> _Short problem_: Copy every line from the records below that holds the word "eniten".
§ §
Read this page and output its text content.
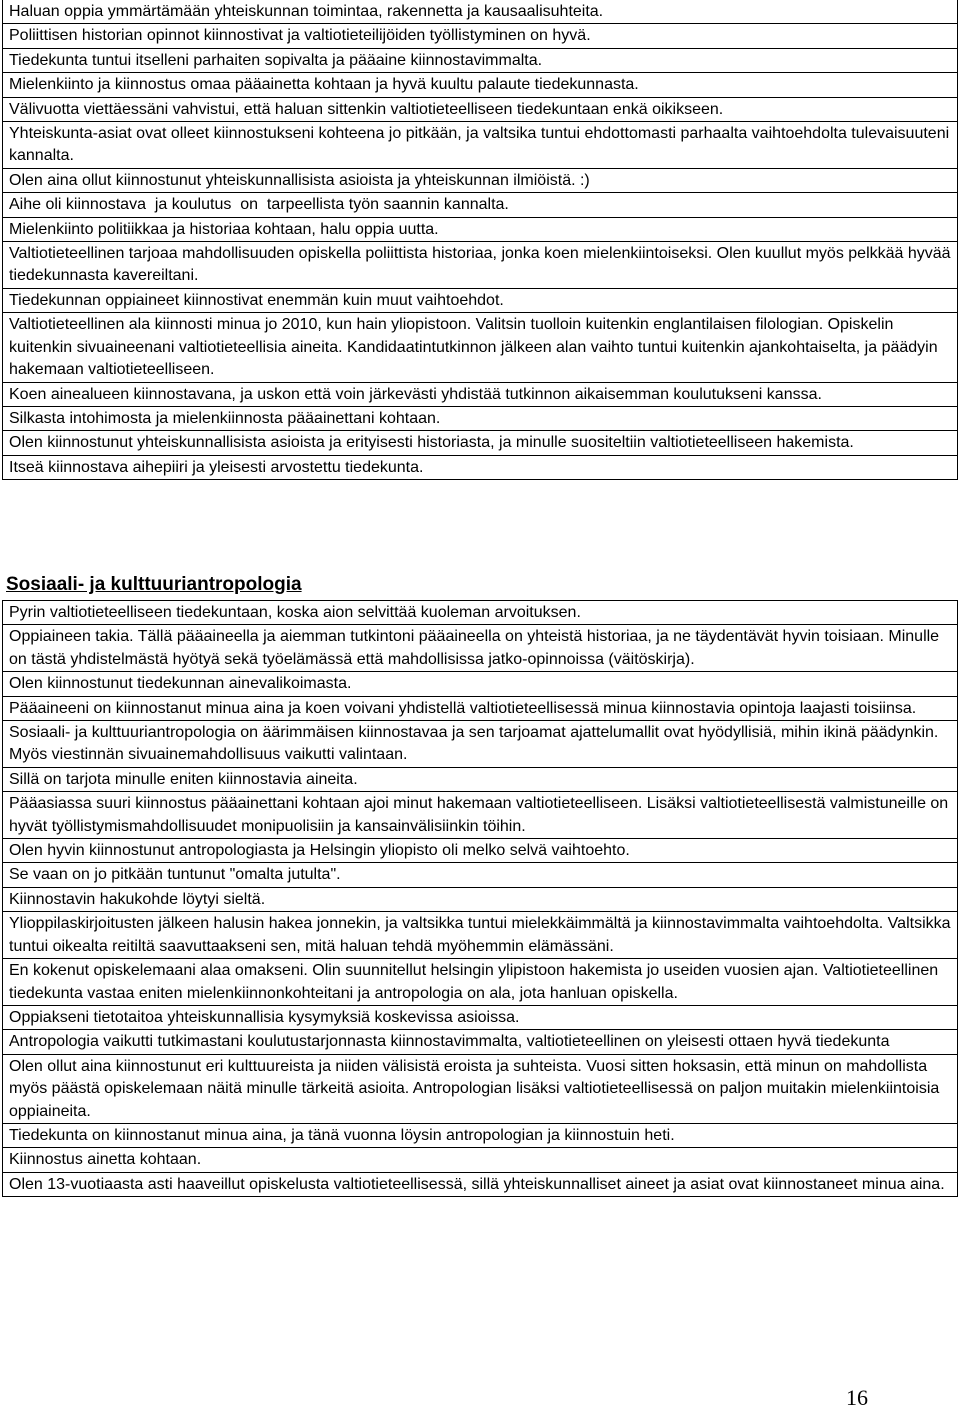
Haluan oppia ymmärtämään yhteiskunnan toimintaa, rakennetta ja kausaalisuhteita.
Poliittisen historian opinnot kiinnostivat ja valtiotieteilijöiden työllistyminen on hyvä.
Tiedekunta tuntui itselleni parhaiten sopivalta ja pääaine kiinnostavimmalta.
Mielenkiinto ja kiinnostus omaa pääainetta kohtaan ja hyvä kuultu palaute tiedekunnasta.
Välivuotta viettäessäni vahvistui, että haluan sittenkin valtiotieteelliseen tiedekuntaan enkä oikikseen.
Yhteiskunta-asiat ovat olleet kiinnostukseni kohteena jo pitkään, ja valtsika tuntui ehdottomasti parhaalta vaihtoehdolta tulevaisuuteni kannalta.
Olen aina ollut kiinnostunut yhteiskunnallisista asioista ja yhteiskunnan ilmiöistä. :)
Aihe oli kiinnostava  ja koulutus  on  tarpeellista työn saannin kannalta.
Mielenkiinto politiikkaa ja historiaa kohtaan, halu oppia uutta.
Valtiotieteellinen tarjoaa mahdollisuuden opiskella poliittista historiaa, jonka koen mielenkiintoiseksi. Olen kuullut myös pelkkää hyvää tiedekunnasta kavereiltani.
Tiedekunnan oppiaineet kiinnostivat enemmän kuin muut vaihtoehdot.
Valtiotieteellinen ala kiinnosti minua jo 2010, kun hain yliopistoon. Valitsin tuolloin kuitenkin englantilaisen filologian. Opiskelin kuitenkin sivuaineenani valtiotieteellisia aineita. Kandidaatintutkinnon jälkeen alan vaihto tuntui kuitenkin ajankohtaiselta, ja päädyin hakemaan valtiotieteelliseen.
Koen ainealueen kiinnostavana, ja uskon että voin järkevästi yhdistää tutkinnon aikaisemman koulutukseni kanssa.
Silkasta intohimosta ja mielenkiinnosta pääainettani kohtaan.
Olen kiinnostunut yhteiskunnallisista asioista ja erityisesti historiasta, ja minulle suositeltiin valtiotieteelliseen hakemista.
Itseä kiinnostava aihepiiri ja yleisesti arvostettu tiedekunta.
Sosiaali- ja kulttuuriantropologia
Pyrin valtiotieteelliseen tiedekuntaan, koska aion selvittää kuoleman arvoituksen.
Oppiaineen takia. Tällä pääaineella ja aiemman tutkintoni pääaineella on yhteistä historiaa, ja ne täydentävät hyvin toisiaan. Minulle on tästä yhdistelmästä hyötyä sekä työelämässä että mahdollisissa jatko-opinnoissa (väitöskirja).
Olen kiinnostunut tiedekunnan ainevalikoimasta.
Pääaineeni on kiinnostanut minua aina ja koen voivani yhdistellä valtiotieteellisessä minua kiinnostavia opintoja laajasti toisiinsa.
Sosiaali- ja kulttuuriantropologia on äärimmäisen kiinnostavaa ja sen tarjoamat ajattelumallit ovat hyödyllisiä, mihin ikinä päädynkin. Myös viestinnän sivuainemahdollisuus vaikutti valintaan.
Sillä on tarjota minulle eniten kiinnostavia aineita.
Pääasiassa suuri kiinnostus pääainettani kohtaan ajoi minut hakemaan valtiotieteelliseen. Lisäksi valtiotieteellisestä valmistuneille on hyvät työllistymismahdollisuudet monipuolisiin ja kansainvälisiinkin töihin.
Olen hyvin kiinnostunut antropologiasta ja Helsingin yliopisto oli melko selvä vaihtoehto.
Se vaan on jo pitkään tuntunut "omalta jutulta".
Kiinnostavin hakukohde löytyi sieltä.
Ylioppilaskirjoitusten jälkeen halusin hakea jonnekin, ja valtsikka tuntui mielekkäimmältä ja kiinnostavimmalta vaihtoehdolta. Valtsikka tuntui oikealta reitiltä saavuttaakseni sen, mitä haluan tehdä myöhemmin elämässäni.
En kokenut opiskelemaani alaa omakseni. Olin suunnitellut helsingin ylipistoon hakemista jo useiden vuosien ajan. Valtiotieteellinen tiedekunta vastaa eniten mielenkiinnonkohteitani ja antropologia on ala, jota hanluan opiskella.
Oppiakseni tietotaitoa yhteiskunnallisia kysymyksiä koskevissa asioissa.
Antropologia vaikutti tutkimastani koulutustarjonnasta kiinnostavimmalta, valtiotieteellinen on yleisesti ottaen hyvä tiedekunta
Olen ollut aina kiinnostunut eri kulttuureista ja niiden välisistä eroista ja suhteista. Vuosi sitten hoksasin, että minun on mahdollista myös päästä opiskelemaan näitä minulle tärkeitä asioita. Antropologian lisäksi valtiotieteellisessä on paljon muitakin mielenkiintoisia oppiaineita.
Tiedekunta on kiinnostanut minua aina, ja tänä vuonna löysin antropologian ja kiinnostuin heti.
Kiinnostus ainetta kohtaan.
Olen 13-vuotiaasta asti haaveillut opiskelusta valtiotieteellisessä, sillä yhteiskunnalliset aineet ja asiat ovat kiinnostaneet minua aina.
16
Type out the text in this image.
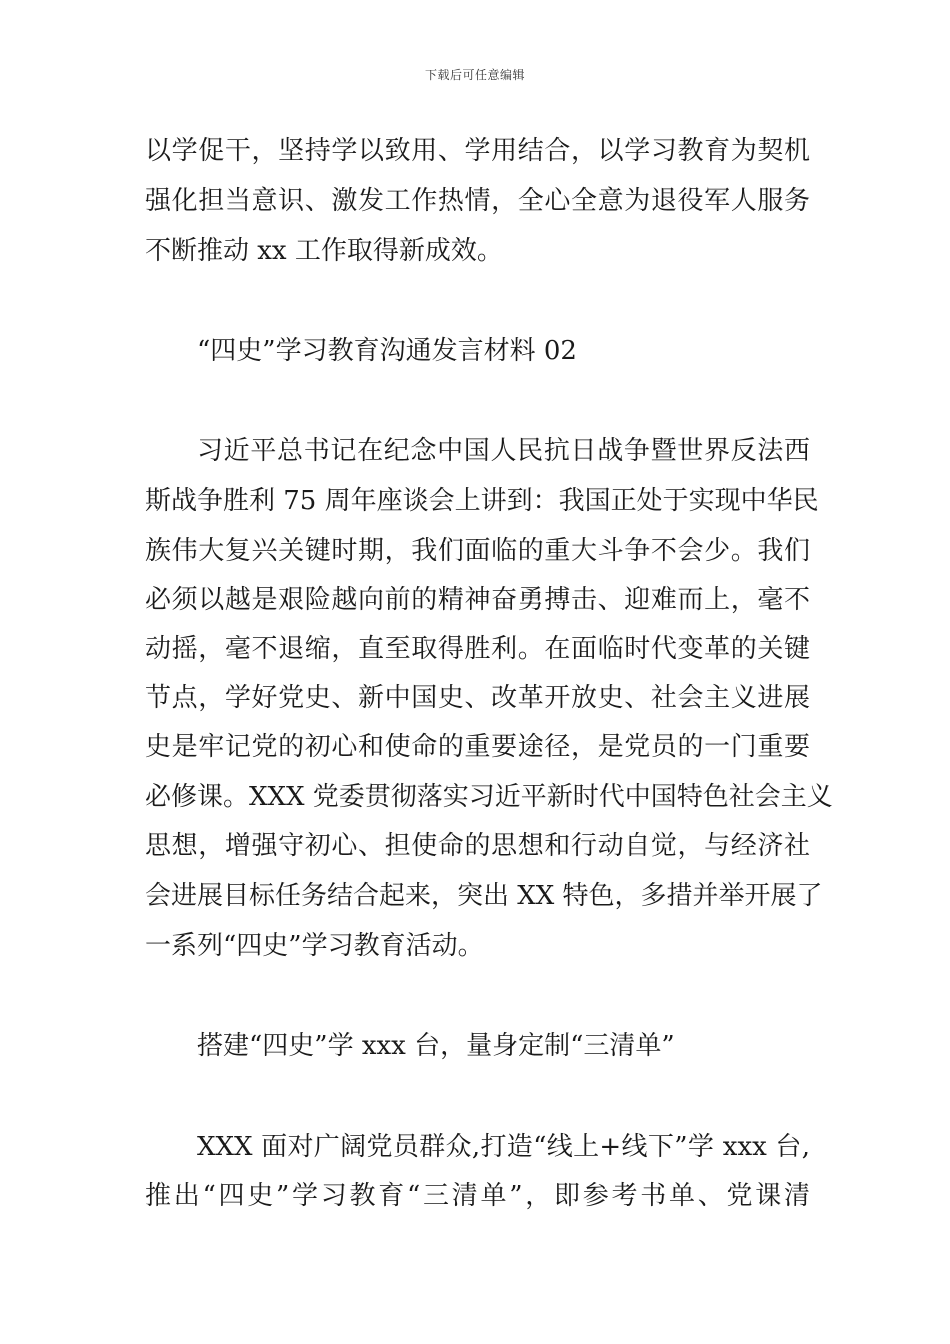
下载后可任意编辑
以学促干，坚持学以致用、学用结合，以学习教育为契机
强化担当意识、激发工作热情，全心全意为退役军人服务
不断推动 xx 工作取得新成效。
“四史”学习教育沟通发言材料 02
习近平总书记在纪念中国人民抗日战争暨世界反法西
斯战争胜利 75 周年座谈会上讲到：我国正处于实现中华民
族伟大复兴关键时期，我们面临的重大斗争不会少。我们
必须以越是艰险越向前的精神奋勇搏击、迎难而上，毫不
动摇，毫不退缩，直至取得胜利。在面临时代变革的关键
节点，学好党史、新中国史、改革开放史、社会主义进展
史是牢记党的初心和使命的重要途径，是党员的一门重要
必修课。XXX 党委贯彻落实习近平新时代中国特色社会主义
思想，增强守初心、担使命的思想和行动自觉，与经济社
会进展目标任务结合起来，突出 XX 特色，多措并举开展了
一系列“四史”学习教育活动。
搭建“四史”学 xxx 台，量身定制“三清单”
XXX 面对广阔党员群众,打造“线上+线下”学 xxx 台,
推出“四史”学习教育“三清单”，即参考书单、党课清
§ §
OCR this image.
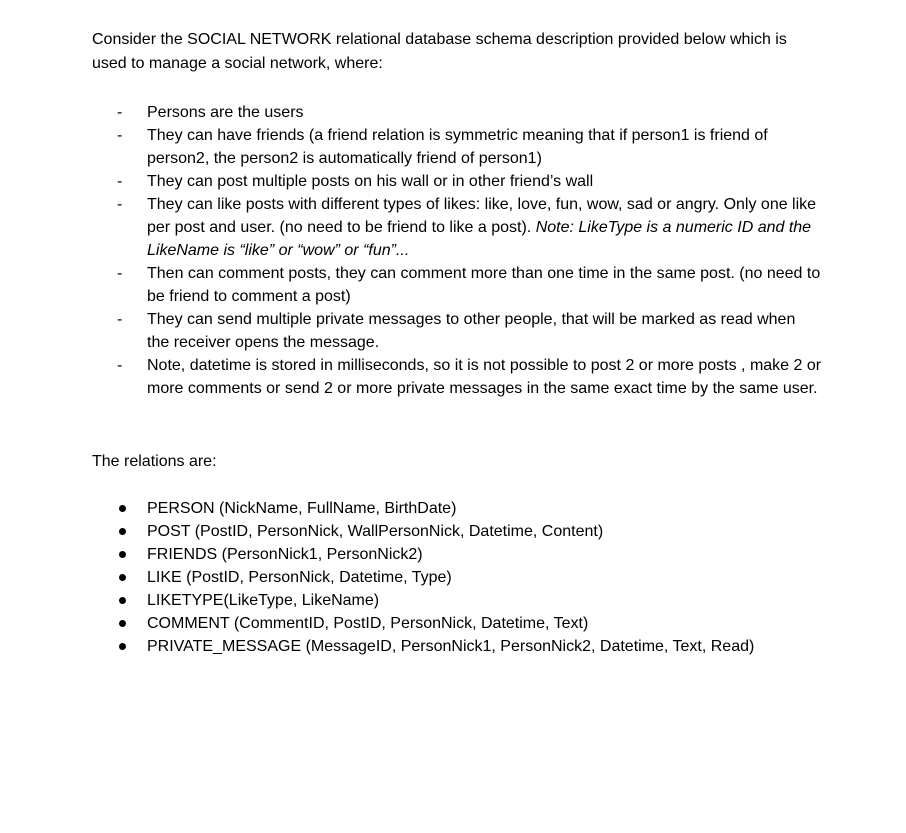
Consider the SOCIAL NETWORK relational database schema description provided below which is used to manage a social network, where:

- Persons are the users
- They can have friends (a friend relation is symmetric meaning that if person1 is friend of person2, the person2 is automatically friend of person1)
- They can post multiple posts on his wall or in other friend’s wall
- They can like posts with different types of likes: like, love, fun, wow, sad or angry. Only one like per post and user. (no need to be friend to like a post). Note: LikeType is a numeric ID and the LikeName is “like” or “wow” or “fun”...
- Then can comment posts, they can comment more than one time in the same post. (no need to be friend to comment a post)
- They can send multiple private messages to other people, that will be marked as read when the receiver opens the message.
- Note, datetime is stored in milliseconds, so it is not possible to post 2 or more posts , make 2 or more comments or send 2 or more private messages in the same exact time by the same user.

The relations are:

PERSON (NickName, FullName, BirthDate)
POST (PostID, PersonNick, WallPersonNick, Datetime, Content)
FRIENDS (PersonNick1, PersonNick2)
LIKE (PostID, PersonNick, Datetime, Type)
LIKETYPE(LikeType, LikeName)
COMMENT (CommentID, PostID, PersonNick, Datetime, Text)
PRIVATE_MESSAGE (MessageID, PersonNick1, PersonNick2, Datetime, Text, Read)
§ §
> _Output below_:
Sillä on tarjota minulle eniten kiinnostavia aineita.
En kokenut opiskelemaani alaa omakseni. Olin suunnitellut helsingin ylipistoon hakemista jo useiden vuosien ajan. Valtiotieteellinen tiedekunta vastaa eniten mielenkiinnonkohteitani ja antropologia on ala, jota hanluan opiskella.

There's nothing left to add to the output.